-- What is required --
Locate all lines in the data below that hold "Mantenimiento" and show them.

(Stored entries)
◆ ◆ ◆
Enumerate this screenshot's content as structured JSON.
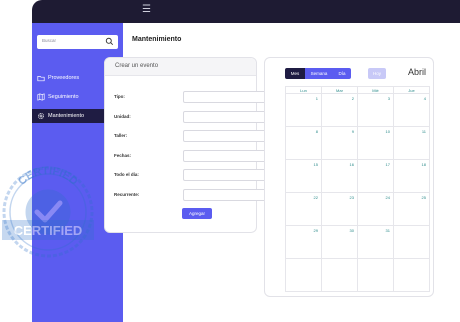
{
  "topbar": {
    "menu_icon": "hamburger-icon"
  },
  "sidebar": {
    "search": {
      "placeholder": "Buscar",
      "icon": "search-icon"
    },
    "items": [
      {
        "label": "Proveedores",
        "icon": "folder-icon",
        "chevron": "⌄",
        "active": false
      },
      {
        "label": "Seguimiento",
        "icon": "map-icon",
        "chevron": "⌄",
        "active": false
      },
      {
        "label": "Mantenimiento",
        "icon": "gear-icon",
        "chevron": "⌄",
        "active": true
      }
    ]
  },
  "page": {
    "title": "Mantenimiento"
  },
  "form": {
    "heading": "Crear un evento",
    "fields": [
      {
        "label": "Tipo:",
        "value": ""
      },
      {
        "label": "Unidad:",
        "value": ""
      },
      {
        "label": "Taller:",
        "value": ""
      },
      {
        "label": "Fechas:",
        "value": ""
      },
      {
        "label": "Todo el día:",
        "value": ""
      },
      {
        "label": "Recurrente:",
        "value": ""
      }
    ],
    "submit_label": "Agregar"
  },
  "calendar": {
    "views": {
      "month": "Mes",
      "week": "Semana",
      "day": "Día"
    },
    "today_label": "Hoy",
    "title": "Abril",
    "weekdays": [
      "Lun",
      "Mar",
      "Mié",
      "Jue"
    ],
    "weeks": [
      [
        "1",
        "2",
        "3",
        "4"
      ],
      [
        "8",
        "9",
        "10",
        "11"
      ],
      [
        "15",
        "16",
        "17",
        "18"
      ],
      [
        "22",
        "23",
        "24",
        "25"
      ],
      [
        "29",
        "30",
        "31",
        ""
      ],
      [
        "",
        "",
        "",
        ""
      ]
    ]
  },
  "badge": {
    "text": "CERTIFIED",
    "icon": "certified-stamp-icon"
  },
  "colors": {
    "accent": "#5b5cf0",
    "dark": "#1f1c43",
    "topbar": "#1e1b33"
  }
}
◆ ◆ ◆
-- Solution to this problem --
        "label": "Mantenimiento",
    "title": "Mantenimiento"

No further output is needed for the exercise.